--- BEGIN RAW RECORDS ---

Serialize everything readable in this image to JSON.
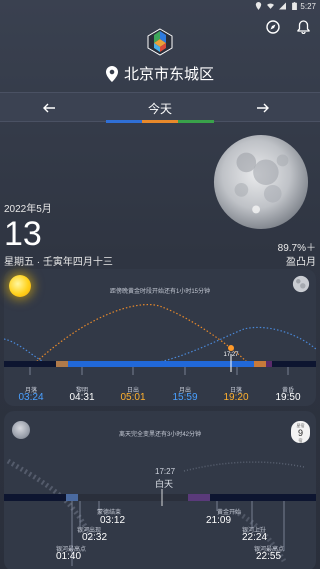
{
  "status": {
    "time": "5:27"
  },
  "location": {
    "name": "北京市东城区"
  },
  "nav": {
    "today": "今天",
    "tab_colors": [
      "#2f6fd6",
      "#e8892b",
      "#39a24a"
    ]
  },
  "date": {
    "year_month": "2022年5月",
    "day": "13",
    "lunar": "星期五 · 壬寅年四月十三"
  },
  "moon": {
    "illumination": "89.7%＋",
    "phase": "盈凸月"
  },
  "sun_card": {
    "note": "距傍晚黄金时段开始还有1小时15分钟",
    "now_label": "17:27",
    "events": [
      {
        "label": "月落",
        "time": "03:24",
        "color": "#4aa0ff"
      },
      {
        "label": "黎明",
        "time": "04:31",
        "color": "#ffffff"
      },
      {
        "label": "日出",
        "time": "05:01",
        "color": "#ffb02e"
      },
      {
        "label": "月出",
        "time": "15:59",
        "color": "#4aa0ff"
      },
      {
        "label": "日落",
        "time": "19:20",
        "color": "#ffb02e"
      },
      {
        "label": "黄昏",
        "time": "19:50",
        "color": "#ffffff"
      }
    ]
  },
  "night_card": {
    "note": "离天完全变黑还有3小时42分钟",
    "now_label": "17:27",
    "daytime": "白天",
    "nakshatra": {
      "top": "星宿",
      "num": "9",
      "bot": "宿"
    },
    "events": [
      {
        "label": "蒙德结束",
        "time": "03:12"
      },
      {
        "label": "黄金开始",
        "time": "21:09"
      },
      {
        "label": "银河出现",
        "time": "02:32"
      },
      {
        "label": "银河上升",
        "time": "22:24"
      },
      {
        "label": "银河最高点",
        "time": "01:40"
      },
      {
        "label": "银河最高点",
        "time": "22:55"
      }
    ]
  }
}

--- END RAW RECORDS ---

== STATED EXERCISE ==
Identify the lines of the data that contain the word "note". Copy each of them.

== FINAL RESULT ==
    "note": "距傍晚黄金时段开始还有1小时15分钟",
    "note": "离天完全变黑还有3小时42分钟",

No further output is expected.